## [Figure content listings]
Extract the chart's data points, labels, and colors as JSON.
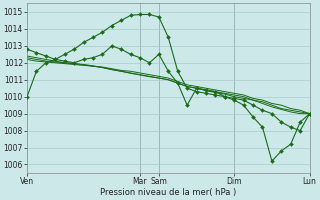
{
  "bg_color": "#cce8e8",
  "grid_color": "#aacccc",
  "line_color": "#1a6b1a",
  "title": "Pression niveau de la mer( hPa )",
  "ylim": [
    1005.5,
    1015.5
  ],
  "yticks": [
    1006,
    1007,
    1008,
    1009,
    1010,
    1011,
    1012,
    1013,
    1014,
    1015
  ],
  "xtick_labels": [
    "Ven",
    "Mar",
    "Sam",
    "Dim",
    "Lun"
  ],
  "xtick_positions": [
    0,
    12,
    14,
    22,
    30
  ],
  "vlines": [
    12,
    14,
    22,
    30
  ],
  "series": [
    [
      1010.0,
      1011.5,
      1012.0,
      1012.2,
      1012.5,
      1012.8,
      1013.2,
      1013.5,
      1013.8,
      1014.2,
      1014.5,
      1014.8,
      1014.85,
      1014.85,
      1014.7,
      1013.5,
      1011.5,
      1010.5,
      1010.3,
      1010.2,
      1010.1,
      1010.0,
      1009.9,
      1009.8,
      1009.5,
      1009.2,
      1009.0,
      1008.5,
      1008.2,
      1008.0,
      1009.0
    ],
    [
      1012.8,
      1012.6,
      1012.4,
      1012.2,
      1012.1,
      1012.0,
      1012.2,
      1012.3,
      1012.5,
      1013.0,
      1012.8,
      1012.5,
      1012.3,
      1012.0,
      1012.5,
      1011.5,
      1010.8,
      1009.5,
      1010.5,
      1010.4,
      1010.3,
      1010.0,
      1009.8,
      1009.5,
      1008.8,
      1008.2,
      1006.2,
      1006.8,
      1007.2,
      1008.5,
      1009.0
    ],
    [
      1012.2,
      1012.1,
      1012.05,
      1012.0,
      1011.95,
      1011.9,
      1011.85,
      1011.8,
      1011.75,
      1011.65,
      1011.55,
      1011.5,
      1011.4,
      1011.3,
      1011.2,
      1011.1,
      1010.9,
      1010.7,
      1010.6,
      1010.5,
      1010.4,
      1010.3,
      1010.2,
      1010.1,
      1009.9,
      1009.8,
      1009.6,
      1009.5,
      1009.3,
      1009.2,
      1009.0
    ],
    [
      1012.3,
      1012.2,
      1012.1,
      1012.05,
      1012.0,
      1011.95,
      1011.88,
      1011.8,
      1011.72,
      1011.6,
      1011.5,
      1011.4,
      1011.3,
      1011.2,
      1011.1,
      1011.0,
      1010.8,
      1010.6,
      1010.5,
      1010.4,
      1010.3,
      1010.2,
      1010.1,
      1010.0,
      1009.8,
      1009.7,
      1009.5,
      1009.3,
      1009.2,
      1009.1,
      1009.0
    ],
    [
      1012.4,
      1012.3,
      1012.2,
      1012.1,
      1012.0,
      1011.95,
      1011.9,
      1011.82,
      1011.72,
      1011.6,
      1011.5,
      1011.38,
      1011.28,
      1011.18,
      1011.1,
      1011.0,
      1010.8,
      1010.6,
      1010.5,
      1010.35,
      1010.25,
      1010.15,
      1010.0,
      1009.9,
      1009.8,
      1009.6,
      1009.4,
      1009.25,
      1009.1,
      1009.0,
      1009.0
    ]
  ],
  "n_points": 31,
  "title_fontsize": 6.0,
  "tick_fontsize": 5.5
}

## [REQUIRED WORK]
Pictures in the records must not appear in the copy; transcribe everything else precisely.

## [COMPLETE ANSWER]
Extract the chart's data points, labels, and colors as JSON.
{
  "bg_color": "#cce8e8",
  "grid_color": "#aacccc",
  "line_color": "#1a6b1a",
  "title": "Pression niveau de la mer( hPa )",
  "ylim": [
    1005.5,
    1015.5
  ],
  "yticks": [
    1006,
    1007,
    1008,
    1009,
    1010,
    1011,
    1012,
    1013,
    1014,
    1015
  ],
  "xtick_labels": [
    "Ven",
    "Mar",
    "Sam",
    "Dim",
    "Lun"
  ],
  "xtick_positions": [
    0,
    12,
    14,
    22,
    30
  ],
  "vlines": [
    12,
    14,
    22,
    30
  ],
  "series": [
    [
      1010.0,
      1011.5,
      1012.0,
      1012.2,
      1012.5,
      1012.8,
      1013.2,
      1013.5,
      1013.8,
      1014.2,
      1014.5,
      1014.8,
      1014.85,
      1014.85,
      1014.7,
      1013.5,
      1011.5,
      1010.5,
      1010.3,
      1010.2,
      1010.1,
      1010.0,
      1009.9,
      1009.8,
      1009.5,
      1009.2,
      1009.0,
      1008.5,
      1008.2,
      1008.0,
      1009.0
    ],
    [
      1012.8,
      1012.6,
      1012.4,
      1012.2,
      1012.1,
      1012.0,
      1012.2,
      1012.3,
      1012.5,
      1013.0,
      1012.8,
      1012.5,
      1012.3,
      1012.0,
      1012.5,
      1011.5,
      1010.8,
      1009.5,
      1010.5,
      1010.4,
      1010.3,
      1010.0,
      1009.8,
      1009.5,
      1008.8,
      1008.2,
      1006.2,
      1006.8,
      1007.2,
      1008.5,
      1009.0
    ],
    [
      1012.2,
      1012.1,
      1012.05,
      1012.0,
      1011.95,
      1011.9,
      1011.85,
      1011.8,
      1011.75,
      1011.65,
      1011.55,
      1011.5,
      1011.4,
      1011.3,
      1011.2,
      1011.1,
      1010.9,
      1010.7,
      1010.6,
      1010.5,
      1010.4,
      1010.3,
      1010.2,
      1010.1,
      1009.9,
      1009.8,
      1009.6,
      1009.5,
      1009.3,
      1009.2,
      1009.0
    ],
    [
      1012.3,
      1012.2,
      1012.1,
      1012.05,
      1012.0,
      1011.95,
      1011.88,
      1011.8,
      1011.72,
      1011.6,
      1011.5,
      1011.4,
      1011.3,
      1011.2,
      1011.1,
      1011.0,
      1010.8,
      1010.6,
      1010.5,
      1010.4,
      1010.3,
      1010.2,
      1010.1,
      1010.0,
      1009.8,
      1009.7,
      1009.5,
      1009.3,
      1009.2,
      1009.1,
      1009.0
    ],
    [
      1012.4,
      1012.3,
      1012.2,
      1012.1,
      1012.0,
      1011.95,
      1011.9,
      1011.82,
      1011.72,
      1011.6,
      1011.5,
      1011.38,
      1011.28,
      1011.18,
      1011.1,
      1011.0,
      1010.8,
      1010.6,
      1010.5,
      1010.35,
      1010.25,
      1010.15,
      1010.0,
      1009.9,
      1009.8,
      1009.6,
      1009.4,
      1009.25,
      1009.1,
      1009.0,
      1009.0
    ]
  ],
  "n_points": 31,
  "title_fontsize": 6.0,
  "tick_fontsize": 5.5
}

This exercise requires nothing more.